[Data provided]
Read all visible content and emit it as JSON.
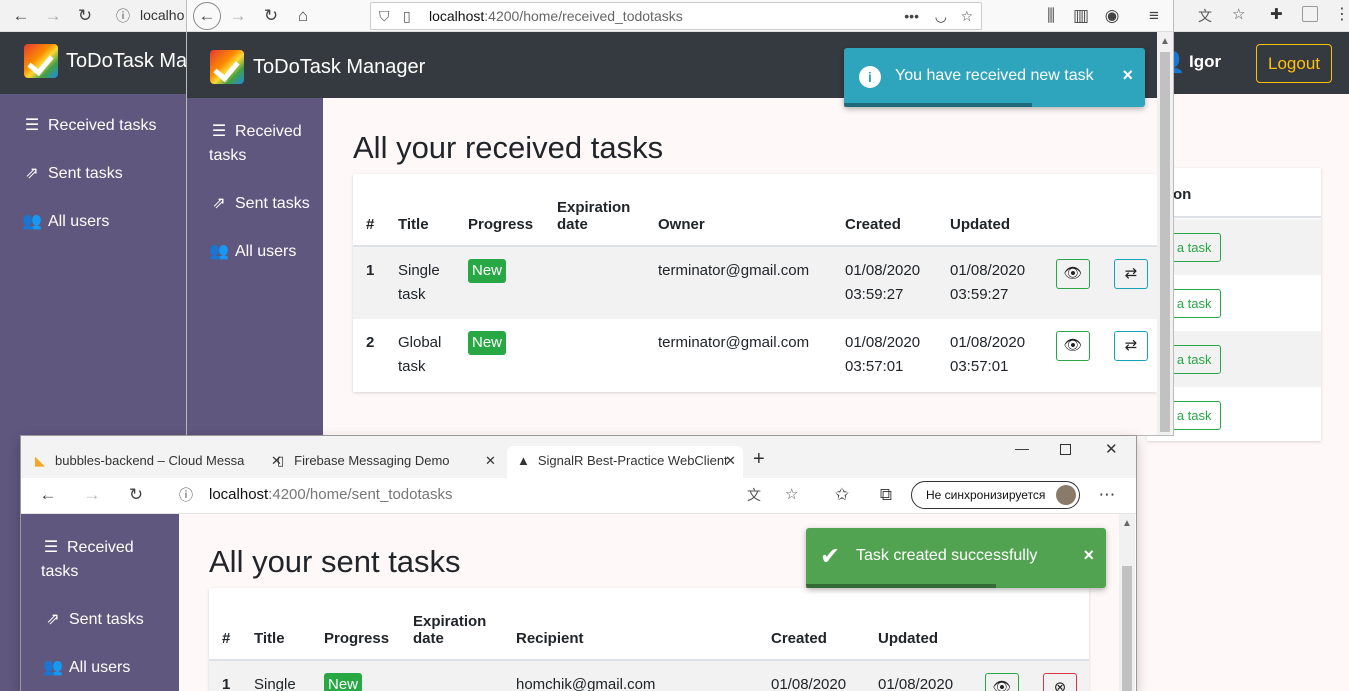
{
  "back_window": {
    "url_fragment": "localho",
    "brand": "ToDoTask Mar",
    "user_name": "Igor",
    "logout_label": "Logout",
    "sidebar": [
      {
        "icon": "list-icon",
        "label": "Received tasks"
      },
      {
        "icon": "share-icon",
        "label": "Sent tasks"
      },
      {
        "icon": "users-icon",
        "label": "All users"
      }
    ],
    "action_header": "on",
    "assign_buttons": [
      "n a task",
      "n a task",
      "n a task",
      "n a task"
    ]
  },
  "firefox_window": {
    "url_host": "localhost",
    "url_path": ":4200/home/received_todotasks",
    "brand": "ToDoTask Manager",
    "sidebar": [
      {
        "icon": "list-icon",
        "label": "Received tasks"
      },
      {
        "icon": "share-icon",
        "label": "Sent tasks"
      },
      {
        "icon": "users-icon",
        "label": "All users"
      }
    ],
    "page_title": "All your received tasks",
    "toast": {
      "message": "You have received new task",
      "close": "×"
    },
    "table": {
      "headers": [
        "#",
        "Title",
        "Progress",
        "Expiration date",
        "Owner",
        "Created",
        "Updated"
      ],
      "rows": [
        {
          "num": "1",
          "title": "Single task",
          "progress": "New",
          "expiration": "",
          "owner": "terminator@gmail.com",
          "created": "01/08/2020 03:59:27",
          "updated": "01/08/2020 03:59:27"
        },
        {
          "num": "2",
          "title": "Global task",
          "progress": "New",
          "expiration": "",
          "owner": "terminator@gmail.com",
          "created": "01/08/2020 03:57:01",
          "updated": "01/08/2020 03:57:01"
        }
      ]
    }
  },
  "edge_window": {
    "tabs": [
      {
        "label": "bubbles-backend – Cloud Messa",
        "close": "✕"
      },
      {
        "label": "Firebase Messaging Demo",
        "close": "✕"
      },
      {
        "label": "SignalR Best-Practice WebClient",
        "close": "✕"
      }
    ],
    "new_tab": "+",
    "url_host": "localhost",
    "url_path": ":4200/home/sent_todotasks",
    "sync_label": "Не синхронизируется",
    "sidebar": [
      {
        "icon": "list-icon",
        "label": "Received tasks"
      },
      {
        "icon": "share-icon",
        "label": "Sent tasks"
      },
      {
        "icon": "users-icon",
        "label": "All users"
      }
    ],
    "page_title": "All your sent tasks",
    "toast": {
      "message": "Task created successfully",
      "close": "×"
    },
    "table": {
      "headers": [
        "#",
        "Title",
        "Progress",
        "Expiration date",
        "Recipient",
        "Created",
        "Updated"
      ],
      "rows": [
        {
          "num": "1",
          "title": "Single",
          "progress": "New",
          "recipient": "homchik@gmail.com",
          "created": "01/08/2020",
          "updated": "01/08/2020"
        }
      ]
    }
  },
  "colors": {
    "navbar": "#343a40",
    "sidebar": "#5f577e",
    "badge": "#28a745",
    "info_toast": "#2fa4bd",
    "success_toast": "#51a351",
    "logout": "#ffc107"
  }
}
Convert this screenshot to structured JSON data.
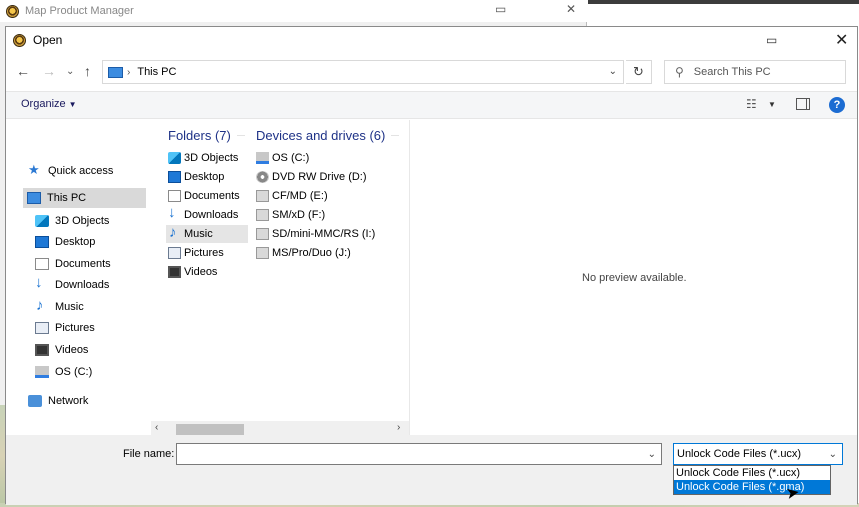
{
  "background_app": {
    "title": "Map Product Manager",
    "snap_icon": "snap-layout-icon",
    "close_glyph": "✕"
  },
  "dialog": {
    "title": "Open",
    "close_glyph": "✕"
  },
  "address": {
    "breadcrumb": "This PC",
    "search_placeholder": "Search This PC"
  },
  "toolbar": {
    "organize_label": "Organize",
    "help_label": "?"
  },
  "nav": {
    "items": [
      {
        "label": "Quick access",
        "icon": "star-icon"
      },
      {
        "label": "This PC",
        "icon": "pc-icon",
        "selected": true
      },
      {
        "label": "3D Objects",
        "icon": "3d-objects-icon"
      },
      {
        "label": "Desktop",
        "icon": "desktop-icon"
      },
      {
        "label": "Documents",
        "icon": "documents-icon"
      },
      {
        "label": "Downloads",
        "icon": "downloads-icon"
      },
      {
        "label": "Music",
        "icon": "music-icon"
      },
      {
        "label": "Pictures",
        "icon": "pictures-icon"
      },
      {
        "label": "Videos",
        "icon": "videos-icon"
      },
      {
        "label": "OS (C:)",
        "icon": "drive-icon"
      },
      {
        "label": "Network",
        "icon": "network-icon"
      }
    ]
  },
  "content": {
    "folders_header": "Folders (7)",
    "devices_header": "Devices and drives (6)",
    "folders": [
      "3D Objects",
      "Desktop",
      "Documents",
      "Downloads",
      "Music",
      "Pictures",
      "Videos"
    ],
    "drives": [
      "OS (C:)",
      "DVD RW Drive (D:)",
      "CF/MD (E:)",
      "SM/xD (F:)",
      "SD/mini-MMC/RS (I:)",
      "MS/Pro/Duo (J:)"
    ],
    "selected_folder": "Music"
  },
  "preview": {
    "text": "No preview available."
  },
  "bottom": {
    "filename_label": "File name:",
    "filename_value": "",
    "filetype_selected": "Unlock Code Files (*.ucx)",
    "filetype_options": [
      "Unlock Code Files (*.ucx)",
      "Unlock Code Files (*.gma)"
    ],
    "highlighted_option": "Unlock Code Files (*.gma)"
  },
  "colors": {
    "accent": "#0078d7",
    "header_blue": "#1e3287",
    "help_blue": "#1c6cd2"
  }
}
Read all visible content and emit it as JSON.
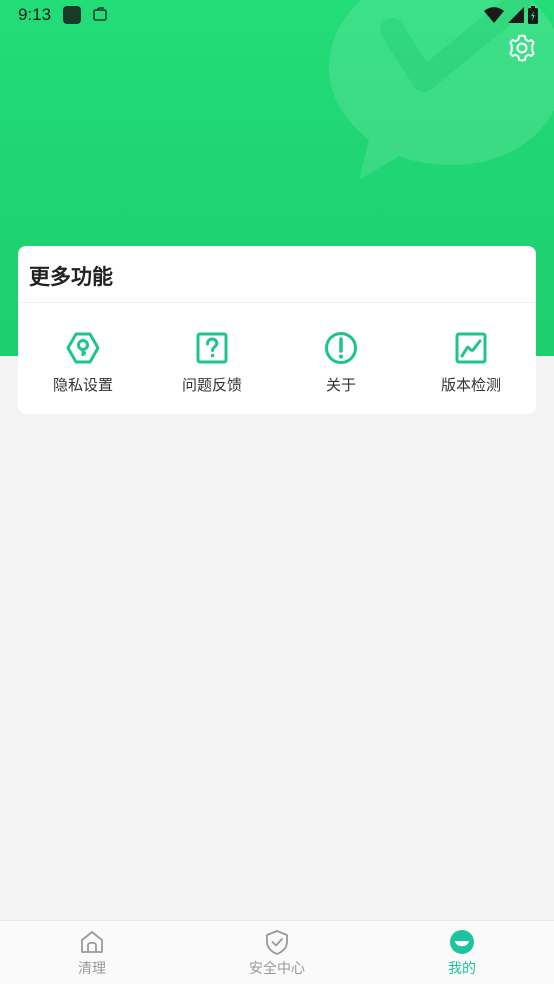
{
  "status_bar": {
    "time": "9:13"
  },
  "header": {
    "settings_icon": "gear-icon",
    "accent_color": "#22dd78"
  },
  "card": {
    "title": "更多功能",
    "items": [
      {
        "label": "隐私设置",
        "icon": "key-hexagon-icon"
      },
      {
        "label": "问题反馈",
        "icon": "question-icon"
      },
      {
        "label": "关于",
        "icon": "exclamation-circle-icon"
      },
      {
        "label": "版本检测",
        "icon": "chart-line-icon"
      }
    ],
    "icon_color": "#1ec48f"
  },
  "bottom_nav": {
    "items": [
      {
        "label": "清理",
        "icon": "home-icon",
        "active": false
      },
      {
        "label": "安全中心",
        "icon": "shield-check-icon",
        "active": false
      },
      {
        "label": "我的",
        "icon": "smile-icon",
        "active": true
      }
    ],
    "active_color": "#1ec4a0"
  }
}
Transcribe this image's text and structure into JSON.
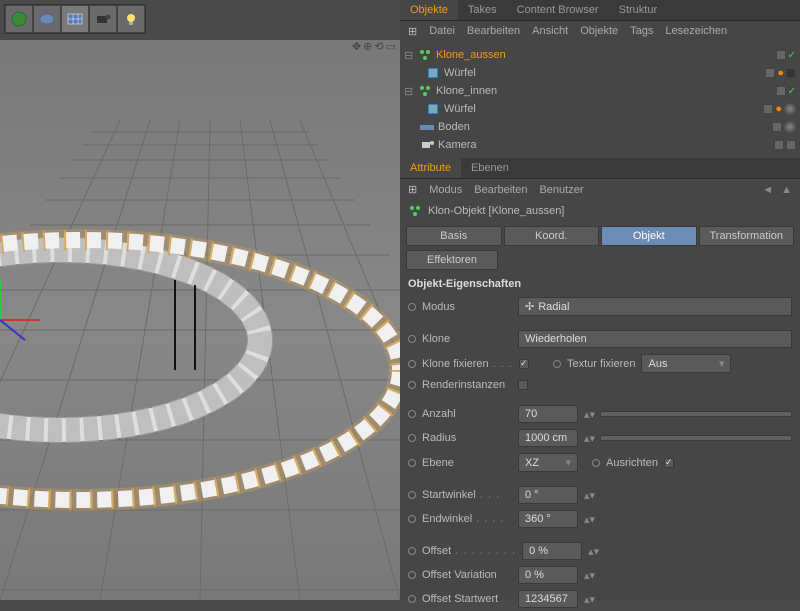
{
  "toolbar": {
    "icons": [
      "sphere",
      "blob",
      "grid",
      "camera",
      "light"
    ]
  },
  "viewport": {
    "axis_center": true
  },
  "tabs_top": {
    "objekte": "Objekte",
    "takes": "Takes",
    "content": "Content Browser",
    "struktur": "Struktur"
  },
  "obj_menu": {
    "datei": "Datei",
    "bearbeiten": "Bearbeiten",
    "ansicht": "Ansicht",
    "objekte": "Objekte",
    "tags": "Tags",
    "lesezeichen": "Lesezeichen"
  },
  "tree": {
    "items": [
      {
        "label": "Klone_aussen",
        "selected": true,
        "icon": "cloner"
      },
      {
        "label": "Würfel",
        "indent": 1,
        "icon": "cube"
      },
      {
        "label": "Klone_innen",
        "icon": "cloner"
      },
      {
        "label": "Würfel",
        "indent": 1,
        "icon": "cube"
      },
      {
        "label": "Boden",
        "icon": "floor"
      },
      {
        "label": "Kamera",
        "icon": "camera"
      }
    ]
  },
  "tabs_attr": {
    "attribute": "Attribute",
    "ebenen": "Ebenen"
  },
  "attr_menu": {
    "modus": "Modus",
    "bearbeiten": "Bearbeiten",
    "benutzer": "Benutzer"
  },
  "obj_title": "Klon-Objekt [Klone_aussen]",
  "attr_tabs": {
    "basis": "Basis",
    "koord": "Koord.",
    "objekt": "Objekt",
    "transformation": "Transformation",
    "effektoren": "Effektoren"
  },
  "section": "Objekt-Eigenschaften",
  "props": {
    "modus_label": "Modus",
    "modus_value": "Radial",
    "klone_label": "Klone",
    "klone_value": "Wiederholen",
    "klone_fix_label": "Klone fixieren",
    "textur_fix_label": "Textur fixieren",
    "textur_fix_value": "Aus",
    "renderinst_label": "Renderinstanzen",
    "anzahl_label": "Anzahl",
    "anzahl_value": "70",
    "radius_label": "Radius",
    "radius_value": "1000 cm",
    "ebene_label": "Ebene",
    "ebene_value": "XZ",
    "ausrichten_label": "Ausrichten",
    "startwinkel_label": "Startwinkel",
    "startwinkel_value": "0 °",
    "endwinkel_label": "Endwinkel",
    "endwinkel_value": "360 °",
    "offset_label": "Offset",
    "offset_value": "0 %",
    "offset_var_label": "Offset Variation",
    "offset_var_value": "0 %",
    "offset_start_label": "Offset Startwert",
    "offset_start_value": "1234567"
  }
}
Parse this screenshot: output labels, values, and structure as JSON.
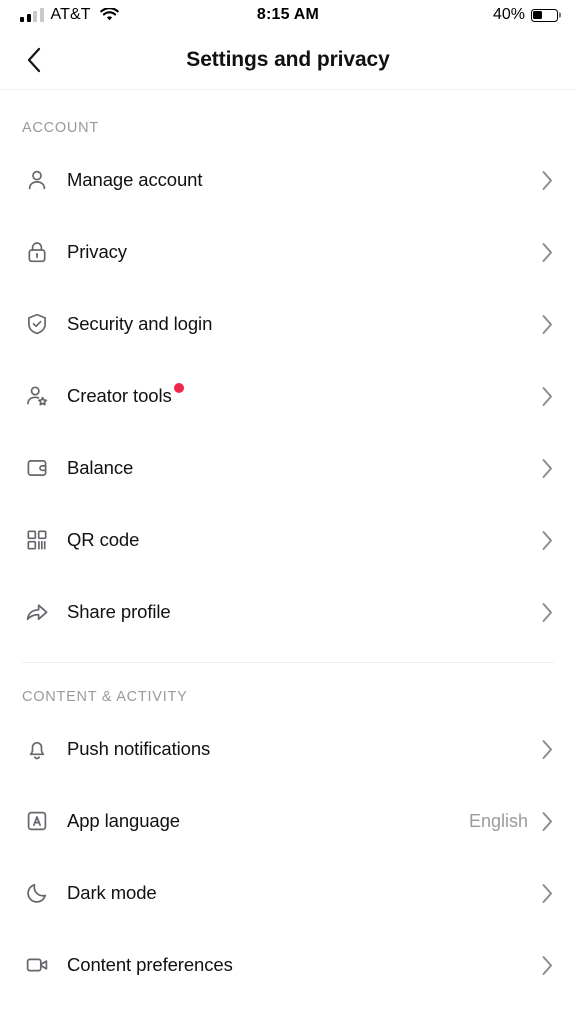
{
  "status_bar": {
    "carrier": "AT&T",
    "signal_icon": "cellular-bars-icon",
    "wifi_icon": "wifi-icon",
    "time": "8:15 AM",
    "battery_percent": "40%",
    "battery_level": 40,
    "battery_icon": "battery-icon"
  },
  "header": {
    "back_icon": "chevron-left-icon",
    "title": "Settings and privacy"
  },
  "sections": [
    {
      "title": "ACCOUNT",
      "items": [
        {
          "label": "Manage account",
          "icon": "person-icon",
          "value": "",
          "badge": false,
          "chevron": "chevron-right-icon"
        },
        {
          "label": "Privacy",
          "icon": "lock-icon",
          "value": "",
          "badge": false,
          "chevron": "chevron-right-icon"
        },
        {
          "label": "Security and login",
          "icon": "shield-check-icon",
          "value": "",
          "badge": false,
          "chevron": "chevron-right-icon"
        },
        {
          "label": "Creator tools",
          "icon": "person-star-icon",
          "value": "",
          "badge": true,
          "chevron": "chevron-right-icon"
        },
        {
          "label": "Balance",
          "icon": "wallet-icon",
          "value": "",
          "badge": false,
          "chevron": "chevron-right-icon"
        },
        {
          "label": "QR code",
          "icon": "qr-code-icon",
          "value": "",
          "badge": false,
          "chevron": "chevron-right-icon"
        },
        {
          "label": "Share profile",
          "icon": "share-arrow-icon",
          "value": "",
          "badge": false,
          "chevron": "chevron-right-icon"
        }
      ]
    },
    {
      "title": "CONTENT & ACTIVITY",
      "items": [
        {
          "label": "Push notifications",
          "icon": "bell-icon",
          "value": "",
          "badge": false,
          "chevron": "chevron-right-icon"
        },
        {
          "label": "App language",
          "icon": "language-a-icon",
          "value": "English",
          "badge": false,
          "chevron": "chevron-right-icon"
        },
        {
          "label": "Dark mode",
          "icon": "moon-icon",
          "value": "",
          "badge": false,
          "chevron": "chevron-right-icon"
        },
        {
          "label": "Content preferences",
          "icon": "video-camera-icon",
          "value": "",
          "badge": false,
          "chevron": "chevron-right-icon"
        }
      ]
    }
  ],
  "colors": {
    "badge_red": "#f0274b",
    "text_primary": "#111111",
    "text_muted": "#9a9a9d",
    "icon_gray": "#66676c",
    "divider": "#efefef",
    "background": "#ffffff"
  }
}
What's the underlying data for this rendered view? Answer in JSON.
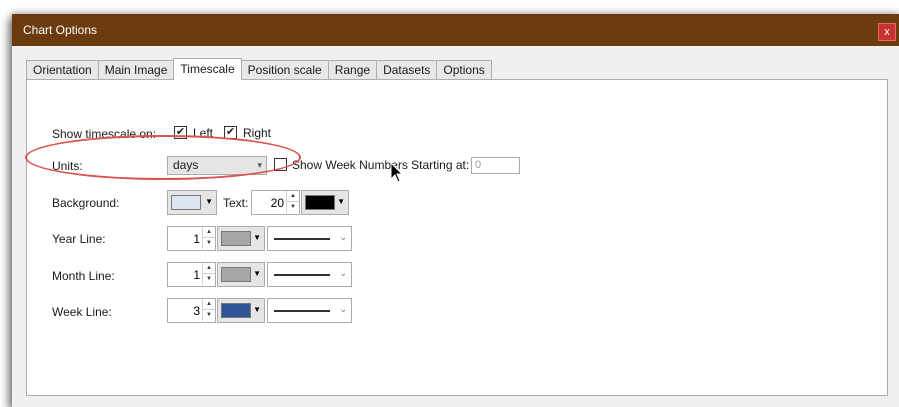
{
  "window": {
    "title": "Chart Options",
    "close_label": "x"
  },
  "tabs": [
    {
      "label": "Orientation",
      "active": false
    },
    {
      "label": "Main Image",
      "active": false
    },
    {
      "label": "Timescale",
      "active": true
    },
    {
      "label": "Position scale",
      "active": false
    },
    {
      "label": "Range",
      "active": false
    },
    {
      "label": "Datasets",
      "active": false
    },
    {
      "label": "Options",
      "active": false
    }
  ],
  "timescale": {
    "show_label": "Show timescale on:",
    "left_label": "Left",
    "left_checked": true,
    "right_label": "Right",
    "right_checked": true,
    "units_label": "Units:",
    "units_value": "days",
    "week_numbers_label": "Show Week Numbers Starting at:",
    "week_numbers_checked": false,
    "week_numbers_value": "0",
    "background_label": "Background:",
    "background_color": "#dde4f2",
    "text_label": "Text:",
    "text_size": "20",
    "text_color": "#000000",
    "year_line_label": "Year Line:",
    "year_line_width": "1",
    "year_line_color": "#a6a6a6",
    "month_line_label": "Month Line:",
    "month_line_width": "1",
    "month_line_color": "#a6a6a6",
    "week_line_label": "Week Line:",
    "week_line_width": "3",
    "week_line_color": "#2f5496"
  },
  "colors": {
    "titlebar": "#6b3a0d",
    "highlight": "#d9534f",
    "close": "#c8322f"
  }
}
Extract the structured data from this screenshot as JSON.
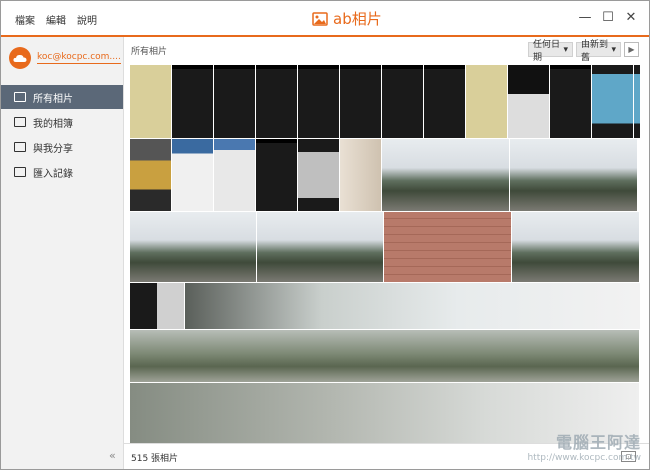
{
  "menu": {
    "file": "檔案",
    "edit": "編輯",
    "help": "說明"
  },
  "app": {
    "title": "ab相片",
    "accent": "#e86a1c"
  },
  "window_controls": {
    "minimize": "—",
    "maximize": "☐",
    "close": "✕"
  },
  "account": {
    "email": "koc@kocpc.com...."
  },
  "sidebar": {
    "items": [
      {
        "label": "所有相片",
        "icon": "photos-icon",
        "active": true
      },
      {
        "label": "我的相簿",
        "icon": "album-icon",
        "active": false
      },
      {
        "label": "與我分享",
        "icon": "shared-icon",
        "active": false
      },
      {
        "label": "匯入記錄",
        "icon": "import-icon",
        "active": false
      }
    ],
    "collapse": "«"
  },
  "toolbar": {
    "breadcrumb": "所有相片",
    "sort_field": "任何日期",
    "sort_order": "由新到舊"
  },
  "status": {
    "count": "515 張相片"
  },
  "watermark": {
    "name": "電腦王阿達",
    "url": "http://www.kocpc.com.tw"
  }
}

[Work to be completed]
Find the lines holding "drives" and list every one.

[The answer]
    "devices_header": "Devices and drives (6)",
    "drives": [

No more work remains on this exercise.